* Given instruction
Gather up every line from the entries below that uses the word "reproducing".

[Some records]

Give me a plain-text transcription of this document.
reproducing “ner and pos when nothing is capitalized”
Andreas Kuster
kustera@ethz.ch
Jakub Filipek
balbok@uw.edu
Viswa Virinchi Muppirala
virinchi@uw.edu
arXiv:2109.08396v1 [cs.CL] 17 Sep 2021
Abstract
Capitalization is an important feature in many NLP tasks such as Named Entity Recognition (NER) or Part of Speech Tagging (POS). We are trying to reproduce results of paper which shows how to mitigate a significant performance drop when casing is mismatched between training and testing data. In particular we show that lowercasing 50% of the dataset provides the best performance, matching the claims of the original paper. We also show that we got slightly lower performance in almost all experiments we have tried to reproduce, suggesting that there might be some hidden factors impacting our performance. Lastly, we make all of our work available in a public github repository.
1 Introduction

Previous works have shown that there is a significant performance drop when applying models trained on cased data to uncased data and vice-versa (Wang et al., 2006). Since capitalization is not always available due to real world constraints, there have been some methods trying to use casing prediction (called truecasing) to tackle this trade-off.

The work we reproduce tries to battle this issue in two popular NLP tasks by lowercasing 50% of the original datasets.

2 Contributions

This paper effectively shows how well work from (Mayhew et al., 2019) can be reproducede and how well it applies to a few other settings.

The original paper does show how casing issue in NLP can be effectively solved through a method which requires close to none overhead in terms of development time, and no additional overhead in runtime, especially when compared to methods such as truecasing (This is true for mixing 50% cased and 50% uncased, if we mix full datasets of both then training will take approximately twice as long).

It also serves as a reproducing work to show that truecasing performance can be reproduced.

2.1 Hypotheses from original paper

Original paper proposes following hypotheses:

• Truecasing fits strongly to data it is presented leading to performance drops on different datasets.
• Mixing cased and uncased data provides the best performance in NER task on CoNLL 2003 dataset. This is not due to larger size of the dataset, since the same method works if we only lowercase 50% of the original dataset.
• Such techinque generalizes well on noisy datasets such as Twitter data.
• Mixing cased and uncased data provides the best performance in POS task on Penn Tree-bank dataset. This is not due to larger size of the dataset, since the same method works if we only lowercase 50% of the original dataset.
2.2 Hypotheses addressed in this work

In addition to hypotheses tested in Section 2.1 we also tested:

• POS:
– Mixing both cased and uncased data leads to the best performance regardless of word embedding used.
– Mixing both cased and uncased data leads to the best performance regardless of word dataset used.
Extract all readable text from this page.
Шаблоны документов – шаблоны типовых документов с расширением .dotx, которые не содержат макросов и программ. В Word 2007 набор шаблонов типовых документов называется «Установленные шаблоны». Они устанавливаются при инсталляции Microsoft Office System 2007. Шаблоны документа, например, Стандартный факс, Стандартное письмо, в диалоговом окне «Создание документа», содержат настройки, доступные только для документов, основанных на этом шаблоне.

* Result of this task
reproducing “ner and pos when nothing is capitalized”
It also serves as a reproducing work to show that truecasing performance can be reproduced.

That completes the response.